§ Problem to solve: In the entries below, find every line holding the string "ffffff" and collect it.

§ Records to process:

------------------------

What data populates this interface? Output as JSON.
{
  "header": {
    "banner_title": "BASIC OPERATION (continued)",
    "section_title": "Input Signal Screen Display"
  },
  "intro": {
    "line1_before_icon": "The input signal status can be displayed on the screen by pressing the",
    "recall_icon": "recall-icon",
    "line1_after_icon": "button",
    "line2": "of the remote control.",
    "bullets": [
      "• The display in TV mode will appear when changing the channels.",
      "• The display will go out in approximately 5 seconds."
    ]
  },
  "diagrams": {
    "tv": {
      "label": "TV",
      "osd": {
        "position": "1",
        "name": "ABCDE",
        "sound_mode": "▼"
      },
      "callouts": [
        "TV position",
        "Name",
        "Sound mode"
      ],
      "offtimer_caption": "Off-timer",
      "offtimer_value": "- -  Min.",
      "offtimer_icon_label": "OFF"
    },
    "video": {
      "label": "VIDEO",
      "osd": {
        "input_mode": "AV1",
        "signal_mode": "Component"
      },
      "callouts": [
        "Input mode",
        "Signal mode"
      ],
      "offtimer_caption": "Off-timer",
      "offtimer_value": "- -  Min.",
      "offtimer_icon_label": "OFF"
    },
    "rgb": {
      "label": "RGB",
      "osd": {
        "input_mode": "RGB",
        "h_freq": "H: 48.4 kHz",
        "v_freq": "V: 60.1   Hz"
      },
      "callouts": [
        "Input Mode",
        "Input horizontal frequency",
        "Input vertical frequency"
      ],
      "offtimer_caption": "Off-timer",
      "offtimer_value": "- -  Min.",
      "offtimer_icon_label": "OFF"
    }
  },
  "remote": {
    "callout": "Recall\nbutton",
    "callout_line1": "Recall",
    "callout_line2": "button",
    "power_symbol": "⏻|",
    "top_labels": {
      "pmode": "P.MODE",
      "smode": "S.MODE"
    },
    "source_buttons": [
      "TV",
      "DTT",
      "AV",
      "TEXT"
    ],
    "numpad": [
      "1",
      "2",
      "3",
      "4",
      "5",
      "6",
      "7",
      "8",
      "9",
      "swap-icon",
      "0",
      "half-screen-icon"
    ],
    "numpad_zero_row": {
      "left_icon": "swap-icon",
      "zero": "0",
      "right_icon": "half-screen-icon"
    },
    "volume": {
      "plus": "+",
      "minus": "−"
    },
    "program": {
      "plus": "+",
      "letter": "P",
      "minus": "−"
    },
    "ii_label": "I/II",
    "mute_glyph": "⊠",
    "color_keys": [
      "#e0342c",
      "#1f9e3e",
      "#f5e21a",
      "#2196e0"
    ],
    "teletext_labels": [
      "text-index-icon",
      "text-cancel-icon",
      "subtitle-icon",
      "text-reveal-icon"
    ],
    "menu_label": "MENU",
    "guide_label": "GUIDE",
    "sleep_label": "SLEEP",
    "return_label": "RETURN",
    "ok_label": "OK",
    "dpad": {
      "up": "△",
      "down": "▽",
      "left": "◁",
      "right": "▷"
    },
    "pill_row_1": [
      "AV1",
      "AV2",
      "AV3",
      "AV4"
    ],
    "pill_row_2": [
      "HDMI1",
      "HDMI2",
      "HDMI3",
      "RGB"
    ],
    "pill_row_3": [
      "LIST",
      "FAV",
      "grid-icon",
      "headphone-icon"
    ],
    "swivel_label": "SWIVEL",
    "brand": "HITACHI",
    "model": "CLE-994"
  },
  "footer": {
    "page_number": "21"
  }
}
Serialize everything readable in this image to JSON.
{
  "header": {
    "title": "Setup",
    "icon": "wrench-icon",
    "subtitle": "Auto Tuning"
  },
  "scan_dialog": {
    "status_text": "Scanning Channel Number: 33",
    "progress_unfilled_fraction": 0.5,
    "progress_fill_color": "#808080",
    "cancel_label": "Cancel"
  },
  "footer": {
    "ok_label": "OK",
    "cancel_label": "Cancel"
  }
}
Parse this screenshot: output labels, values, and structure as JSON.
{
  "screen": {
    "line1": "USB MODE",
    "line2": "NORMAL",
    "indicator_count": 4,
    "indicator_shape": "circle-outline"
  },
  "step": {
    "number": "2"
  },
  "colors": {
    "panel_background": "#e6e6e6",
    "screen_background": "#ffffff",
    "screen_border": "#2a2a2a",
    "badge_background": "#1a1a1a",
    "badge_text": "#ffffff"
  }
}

------------------------

§ Response to the exercise:
    "screen_background": "#ffffff",
    "badge_text": "#ffffff"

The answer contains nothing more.